A line counts if it contains the string "cerfa"; say how many such lines there are, giving only the number.

[start Records to use]

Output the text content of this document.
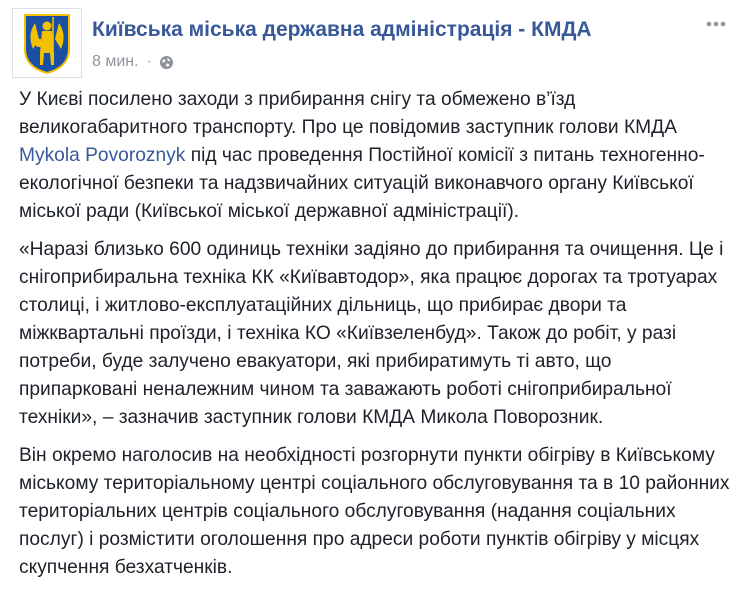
Київська міська державна адміністрація - КМДА
8 мин. ·

У Києві посилено заходи з прибирання снігу та обмежено в’їзд великогабаритного транспорту. Про це повідомив заступник голови КМДА Mykola Povoroznyk під час проведення Постійної комісії з питань техногенно-екологічної безпеки та надзвичайних ситуацій виконавчого органу Київської міської ради (Київської міської державної адміністрації).

«Наразі близько 600 одиниць техніки задіяно до прибирання та очищення. Це і снігоприбиральна техніка КК «Київавтодор», яка працює дорогах та тротуарах столиці, і житлово-експлуатаційних дільниць, що прибирає двори та міжквартальні проїзди, і техніка КО «Київзеленбуд». Також до робіт, у разі потреби, буде залучено евакуатори, які прибиратимуть ті авто, що припарковані неналежним чином та заважають роботі снігоприбиральної техніки», – зазначив заступник голови КМДА Микола Поворозник.

Він окремо наголосив на необхідності розгорнути пункти обігріву в Київському міському територіальному центрі соціального обслуговування та в 10 районних територіальних центрів соціального обслуговування (надання соціальних послуг) і розмістити оголошення про адреси роботи пунктів обігріву у місцях скупчення безхатченків.
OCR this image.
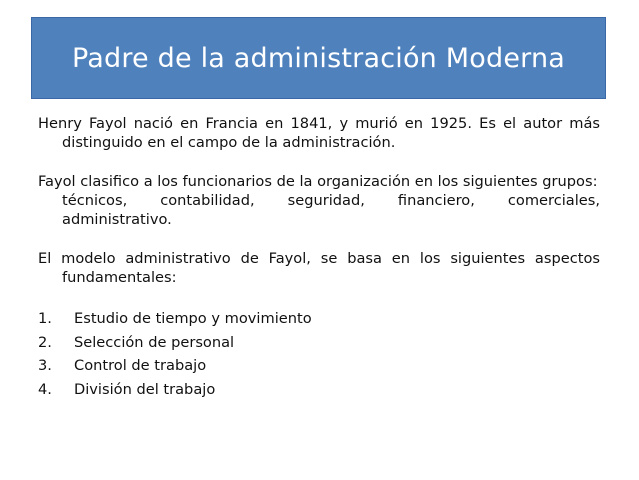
Padre de la administración Moderna

Henry Fayol nació en Francia en 1841, y murió en 1925. Es el autor más distinguido en el campo de la administración.

Fayol clasifico a los funcionarios de la organización en los siguientes grupos:
técnicos, contabilidad, seguridad, financiero, comerciales, administrativo.

El modelo administrativo de Fayol, se basa en los siguientes aspectos fundamentales:

1.	Estudio de tiempo y movimiento
2.	Selección de personal
3.	Control de trabajo
4.	División del trabajo
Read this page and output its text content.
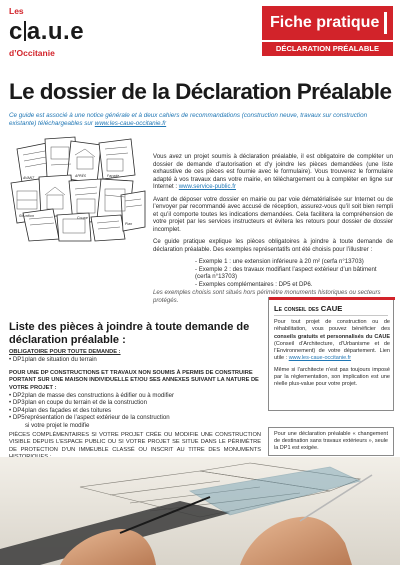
Les
c a.u.e
d’Occitanie
Fiche pratique
DÉCLARATION PRÉALABLE
Le dossier de la Déclaration Préalable
Ce guide est associé à une notice générale et à deux cahiers de recommandations (construction neuve, travaux sur construction existante) téléchargeables sur www.les-caue-occitanie.fr
AVANT	APRÈS	Façade
Situation	Coupe
Plan

Vous avez un projet soumis à déclaration préalable, il est obligatoire de compléter un dossier de demande d’autorisation et d’y joindre les pièces demandées (une liste exhaustive de ces pièces est fournie avec le formulaire). Vous trouverez le formulaire adapté à vos travaux dans votre mairie, en téléchargement ou à compléter en ligne sur Internet : www.service-public.fr

Avant de déposer votre dossier en mairie ou par voie dématérialisée sur Internet ou de l’envoyer par recommandé avec accusé de réception, assurez-vous qu’il soit bien rempli et qu’il comporte toutes les indications demandées. Cela facilitera la compréhension de votre projet par les services instructeurs et évitera les retours pour dossier de dossier incomplet.

Ce guide pratique explique les pièces obligatoires à joindre à toute demande de déclaration préalable. Des exemples représentatifs ont été choisis pour l’illustrer :

- Exemple 1 : une extension inférieure à 20 m² (cerfa n°13703)

- Exemple 2 : des travaux modifiant l’aspect extérieur d’un bâtiment (cerfa n°13703)

- Exemples complémentaires : DP5 et DP6.

Les exemples choisis sont situés hors périmètre monuments historiques ou secteurs protégés.

Liste des pièces à joindre à toute demande de déclaration préalable :
OBLIGATOIRE POUR TOUTE DEMANDE :
• DP1 plan de situation du terrain
POUR UNE DP CONSTRUCTIONS ET TRAVAUX NON SOUMIS À PERMIS DE CONSTRUIRE PORTANT SUR UNE MAISON INDIVIDUELLE ET/OU SES ANNEXES SUIVANT LA NATURE DE VOTRE PROJET :
• DP2 plan de masse des constructions à édifier ou à modifier
• DP3 plan en coupe du terrain et de la construction
• DP4 plan des façades et des toitures
• DP5 représentation de l’aspect extérieur de la construction
si votre projet le modifie
PIÈCES COMPLÉMENTAIRES SI VOTRE PROJET CRÉE OU MODIFIE UNE CONSTRUCTION VISIBLE DEPUIS L’ESPACE PUBLIC OU SI VOTRE PROJET SE SITUE DANS LE PÉRIMÈTRE DE PROTECTION D’UN IMMEUBLE CLASSÉ OU INSCRIT AU TITRE DES MONUMENTS
Le conseil des CAUE

Pour tout projet de construction ou de réhabilitation, vous pouvez bénéficier des conseils gratuits et personnalisés du CAUE (Conseil d’Architecture, d’Urbanisme et de l’Environnement) de votre département. Lien utile : www.les-caue-occitanie.fr

Même si l’architecte n’est pas toujours imposé par la réglementation, son implication est une réelle plus-value pour votre projet.

Pour une déclaration préalable « changement de destination sans travaux extérieurs », seule la DP1 est exigée.
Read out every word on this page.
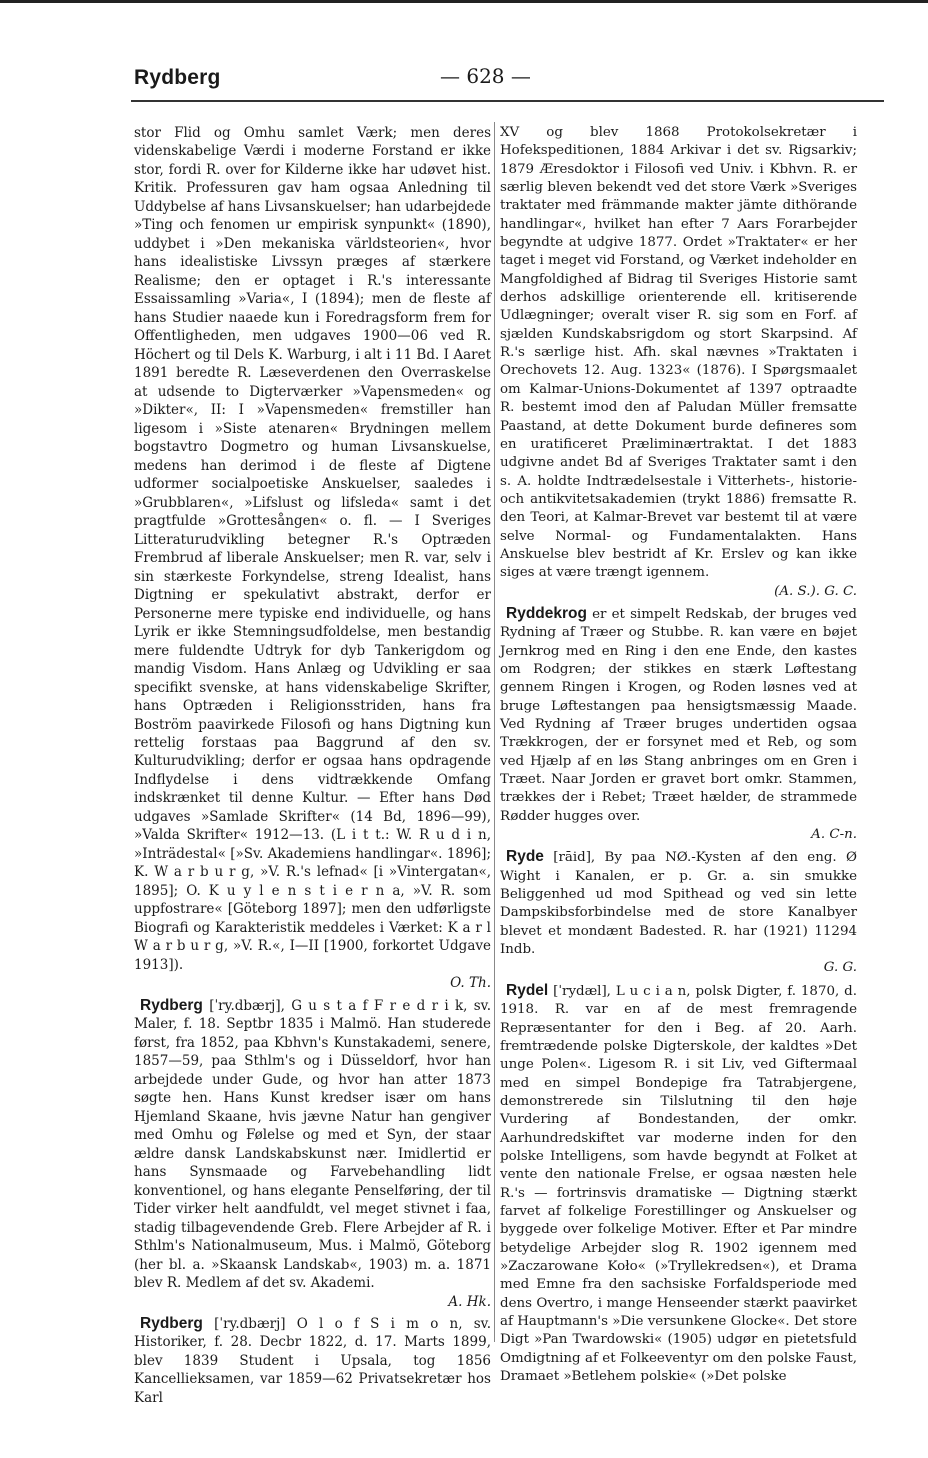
Rydberg	— 628 —

stor Flid og Omhu samlet Værk; men deres videnskabelige Værdi i moderne Forstand er ikke stor, fordi R. over for Kilderne ikke har udøvet hist. Kritik. Professuren gav ham ogsaa Anledning til Uddybelse af hans Livsanskuelser; han udarbejdede »Ting och fenomen ur empirisk synpunkt« (1890), uddybet i »Den mekaniska världsteorien«, hvor hans idealistiske Livssyn præges af stærkere Realisme; den er optaget i R.'s interessante Essaissamling »Varia«, I (1894); men de fleste af hans Studier naaede kun i Foredragsform frem for Offentligheden, men udgaves 1900—06 ved R. Höchert og til Dels K. Warburg, i alt i 11 Bd. I Aaret 1891 beredte R. Læseverdenen den Overraskelse at udsende to Digterværker »Vapensmeden« og »Dikter«, II: I »Vapensmeden« fremstiller han ligesom i »Siste atenaren« Brydningen mellem bogstavtro Dogmetro og human Livsanskuelse, medens han derimod i de fleste af Digtene udformer socialpoetiske Anskuelser, saaledes i »Grubblaren«, »Lifslust og lifsleda« samt i det pragtfulde »Grottesången« o. fl. — I Sveriges Litteraturudvikling betegner R.'s Optræden Frembrud af liberale Anskuelser; men R. var, selv i sin stærkeste Forkyndelse, streng Idealist, hans Digtning er spekulativt abstrakt, derfor er Personerne mere typiske end individuelle, og hans Lyrik er ikke Stemningsudfoldelse, men bestandig mere fuldendte Udtryk for dyb Tankerigdom og mandig Visdom. Hans Anlæg og Udvikling er saa specifikt svenske, at hans videnskabelige Skrifter, hans Optræden i Religionsstriden, hans fra Boström paavirkede Filosofi og hans Digtning kun rettelig forstaas paa Baggrund af den sv. Kulturudvikling; derfor er ogsaa hans opdragende Indflydelse i dens vidtrækkende Omfang indskrænket til denne Kultur. — Efter hans Død udgaves »Samlade Skrifter« (14 Bd, 1896—99), »Valda Skrifter« 1912—13. (L i t t.: W. R u d i n, »Inträdestal« [»Sv. Akademiens handlingar«. 1896]; K. W a r b u r g, »V. R.'s lefnad« [i »Vintergatan«, 1895]; O. K u y l e n s t i e r n a, »V. R. som uppfostrare« [Göteborg 1897]; men den udførligste Biografi og Karakteristik meddeles i Værket: K a r l W a r b u r g, »V. R.«, I—II [1900, forkortet Udgave 1913]).
O. Th.

Rydberg [ˈry.dbærj], G u s t a f F r e d r i k, sv. Maler, f. 18. Septbr 1835 i Malmö. Han studerede først, fra 1852, paa Kbhvn's Kunstakademi, senere, 1857—59, paa Sthlm's og i Düsseldorf, hvor han arbejdede under Gude, og hvor han atter 1873 søgte hen. Hans Kunst kredser især om hans Hjemland Skaane, hvis jævne Natur han gengiver med Omhu og Følelse og med et Syn, der staar ældre dansk Landskabskunst nær. Imidlertid er hans Synsmaade og Farvebehandling lidt konventionel, og hans elegante Penselføring, der til Tider virker helt aandfuldt, vel meget stivnet i faa, stadig tilbagevendende Greb. Flere Arbejder af R. i Sthlm's Nationalmuseum, Mus. i Malmö, Göteborg (her bl. a. »Skaansk Landskab«, 1903) m. a. 1871 blev R. Medlem af det sv. Akademi.
A. Hk.

Rydberg [ˈry.dbærj] O l o f S i m o n, sv. Historiker, f. 28. Decbr 1822, d. 17. Marts 1899, blev 1839 Student i Upsala, tog 1856 Kancellieksamen, var 1859—62 Privatsekretær hos Karl

XV og blev 1868 Protokolsekretær i Hofekspeditionen, 1884 Arkivar i det sv. Rigsarkiv; 1879 Æresdoktor i Filosofi ved Univ. i Kbhvn. R. er særlig bleven bekendt ved det store Værk »Sveriges traktater med främmande makter jämte dithörande handlingar«, hvilket han efter 7 Aars Forarbejder begyndte at udgive 1877. Ordet »Traktater« er her taget i meget vid Forstand, og Værket indeholder en Mangfoldighed af Bidrag til Sveriges Historie samt derhos adskillige orienterende ell. kritiserende Udlægninger; overalt viser R. sig som en Forf. af sjælden Kundskabsrigdom og stort Skarpsind. Af R.'s særlige hist. Afh. skal nævnes »Traktaten i Orechovets 12. Aug. 1323« (1876). I Spørgsmaalet om Kalmar-Unions-Dokumentet af 1397 optraadte R. bestemt imod den af Paludan Müller fremsatte Paastand, at dette Dokument burde defineres som en uratificeret Præliminærtraktat. I det 1883 udgivne andet Bd af Sveriges Traktater samt i den s. A. holdte Indtrædelsestale i Vitterhets-, historie- och antikvitetsakademien (trykt 1886) fremsatte R. den Teori, at Kalmar-Brevet var bestemt til at være selve Normal- og Fundamentalakten. Hans Anskuelse blev bestridt af Kr. Erslev og kan ikke siges at være trængt igennem.
(A. S.). G. C.

Ryddekrog er et simpelt Redskab, der bruges ved Rydning af Træer og Stubbe. R. kan være en bøjet Jernkrog med en Ring i den ene Ende, den kastes om Rodgren; der stikkes en stærk Løftestang gennem Ringen i Krogen, og Roden løsnes ved at bruge Løftestangen paa hensigtsmæssig Maade. Ved Rydning af Træer bruges undertiden ogsaa Trækkrogen, der er forsynet med et Reb, og som ved Hjælp af en løs Stang anbringes om en Gren i Træet. Naar Jorden er gravet bort omkr. Stammen, trækkes der i Rebet; Træet hælder, de strammede Rødder hugges over.
A. C-n.

Ryde [rāid], By paa NØ.-Kysten af den eng. Ø Wight i Kanalen, er p. Gr. a. sin smukke Beliggenhed ud mod Spithead og ved sin lette Dampskibsforbindelse med de store Kanalbyer blevet et mondænt Badested. R. har (1921) 11294 Indb.
G. G.

Rydel [ˈrydæl], L u c i a n, polsk Digter, f. 1870, d. 1918. R. var en af de mest fremragende Repræsentanter for den i Beg. af 20. Aarh. fremtrædende polske Digterskole, der kaldtes »Det unge Polen«. Ligesom R. i sit Liv, ved Giftermaal med en simpel Bondepige fra Tatrabjergene, demonstrerede sin Tilslutning til den høje Vurdering af Bondestanden, der omkr. Aarhundredskiftet var moderne inden for den polske Intelligens, som havde begyndt at Folket at vente den nationale Frelse, er ogsaa næsten hele R.'s — fortrinsvis dramatiske — Digtning stærkt farvet af folkelige Forestillinger og Anskuelser og byggede over folkelige Motiver. Efter et Par mindre betydelige Arbejder slog R. 1902 igennem med »Zaczarowane Koło« (»Tryllekredsen«), et Drama med Emne fra den sachsiske Forfaldsperiode med dens Overtro, i mange Henseender stærkt paavirket af Hauptmann's »Die versunkene Glocke«. Det store Digt »Pan Twardowski« (1905) udgør en pietetsfuld Omdigtning af et Folkeeventyr om den polske Faust, Dramaet »Betlehem polskie« (»Det polske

[end Records to use]

### [Finished task]
2